─── Document excerpt

Costa Rican Sea Hero and Shark Champion
Given Costa Rica’s global reputation as an environmentally progressive country, this contrary track record may seem shocking: as recently as 2004, it was the largest exporter of shark products, including 8,000 tons of shark fins. And sadly, in 2017, to evade Convention on International Trade in Endangered Species (CITES) regulations, Costa Rica declared that it does not recognize sharks as wildlife.
But since 2001, one man has been a relentless force on behalf of Costa Rica’s sharks Randall Arauz is a Costa Rican marine biologist and ocean conservationist who founded the Association for the Restoration of Sea Turtles (PRETOMA) in 1997 to help protect Costa Rica’s marine species.
It wasn’t until a friend of his got a job as a cook aboard a shark finning boat and took some undercover video footage that Arauz got his first glimpse of an industry sustained by horrific acts of inhumanity. It was at this moment, that his life’s purpose became crystal clear.

──────
─── Data section

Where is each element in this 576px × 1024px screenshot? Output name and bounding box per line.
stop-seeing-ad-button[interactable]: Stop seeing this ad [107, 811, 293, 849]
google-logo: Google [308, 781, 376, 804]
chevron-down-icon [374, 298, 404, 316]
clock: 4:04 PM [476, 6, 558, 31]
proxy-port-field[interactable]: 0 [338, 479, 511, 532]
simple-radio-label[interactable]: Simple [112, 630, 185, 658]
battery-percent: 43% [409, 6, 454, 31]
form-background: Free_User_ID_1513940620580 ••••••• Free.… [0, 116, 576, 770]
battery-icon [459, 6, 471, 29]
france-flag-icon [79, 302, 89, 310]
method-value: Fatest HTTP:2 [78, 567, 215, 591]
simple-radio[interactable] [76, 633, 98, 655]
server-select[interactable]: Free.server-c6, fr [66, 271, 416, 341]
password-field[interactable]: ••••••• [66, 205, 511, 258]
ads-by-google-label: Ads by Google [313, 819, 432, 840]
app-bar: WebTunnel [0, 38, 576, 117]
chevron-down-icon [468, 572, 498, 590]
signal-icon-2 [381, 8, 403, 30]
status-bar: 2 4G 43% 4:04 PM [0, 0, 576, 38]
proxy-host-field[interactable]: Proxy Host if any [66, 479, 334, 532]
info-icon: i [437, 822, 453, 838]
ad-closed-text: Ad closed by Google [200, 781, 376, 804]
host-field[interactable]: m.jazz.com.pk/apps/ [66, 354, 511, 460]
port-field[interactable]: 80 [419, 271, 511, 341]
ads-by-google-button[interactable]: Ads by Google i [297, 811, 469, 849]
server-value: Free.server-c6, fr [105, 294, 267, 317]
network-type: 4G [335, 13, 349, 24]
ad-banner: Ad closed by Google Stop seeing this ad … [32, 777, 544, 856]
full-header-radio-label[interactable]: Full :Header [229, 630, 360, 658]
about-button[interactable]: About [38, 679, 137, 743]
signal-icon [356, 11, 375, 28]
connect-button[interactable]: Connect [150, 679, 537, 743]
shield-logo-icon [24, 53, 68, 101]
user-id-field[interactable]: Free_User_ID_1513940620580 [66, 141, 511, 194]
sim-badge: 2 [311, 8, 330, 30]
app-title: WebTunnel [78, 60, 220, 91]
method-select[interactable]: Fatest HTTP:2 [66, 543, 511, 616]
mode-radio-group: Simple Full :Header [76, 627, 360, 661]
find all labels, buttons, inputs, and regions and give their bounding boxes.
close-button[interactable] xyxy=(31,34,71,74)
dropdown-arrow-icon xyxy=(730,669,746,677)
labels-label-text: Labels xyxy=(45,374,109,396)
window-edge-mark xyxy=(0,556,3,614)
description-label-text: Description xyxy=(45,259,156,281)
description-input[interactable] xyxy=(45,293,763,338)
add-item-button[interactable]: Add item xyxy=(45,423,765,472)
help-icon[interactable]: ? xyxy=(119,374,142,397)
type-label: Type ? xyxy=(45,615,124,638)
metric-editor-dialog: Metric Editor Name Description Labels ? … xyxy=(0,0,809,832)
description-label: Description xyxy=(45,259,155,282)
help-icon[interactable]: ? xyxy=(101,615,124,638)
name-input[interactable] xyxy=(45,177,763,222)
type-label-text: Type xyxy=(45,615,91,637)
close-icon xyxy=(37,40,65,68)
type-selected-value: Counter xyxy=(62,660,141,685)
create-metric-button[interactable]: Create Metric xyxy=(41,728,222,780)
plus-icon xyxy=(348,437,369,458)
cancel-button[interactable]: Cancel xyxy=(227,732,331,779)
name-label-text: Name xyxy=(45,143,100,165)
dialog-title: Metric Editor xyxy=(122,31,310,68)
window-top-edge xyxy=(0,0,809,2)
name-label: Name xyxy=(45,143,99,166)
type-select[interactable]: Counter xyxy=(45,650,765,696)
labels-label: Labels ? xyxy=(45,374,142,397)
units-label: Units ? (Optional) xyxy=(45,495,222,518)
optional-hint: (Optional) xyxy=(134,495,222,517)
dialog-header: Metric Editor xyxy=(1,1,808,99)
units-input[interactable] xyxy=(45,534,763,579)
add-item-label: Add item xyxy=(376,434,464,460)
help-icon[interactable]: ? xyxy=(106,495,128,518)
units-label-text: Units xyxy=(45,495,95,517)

──────

Exercise tasks
• a. Copy the part of the Randall Arauz profile starting with "But since 2001, one" and going on through "became crystal clear.".
• b. In the Randall Arauz profile, what year did Arauz found the Association for the Restoration of Sea Turtles (PRETOMA)?

Activity answers
• a.
But since 2001, one man has been a relentless force on behalf of Costa Rica’s sharks Randall Arauz is a Costa Rican marine biologist and ocean conservationist who founded the Association for the Restoration of Sea Turtles (PRETOMA) in 1997 to help protect Costa Rica’s marine species.
It wasn’t until a friend of his got a job as a cook aboard a shark finning boat and took some undercover video footage that Arauz got his first glimpse of an industry sustained by horrific acts of inhumanity. It was at this moment, that his life’s purpose became crystal clear.

• b. 1997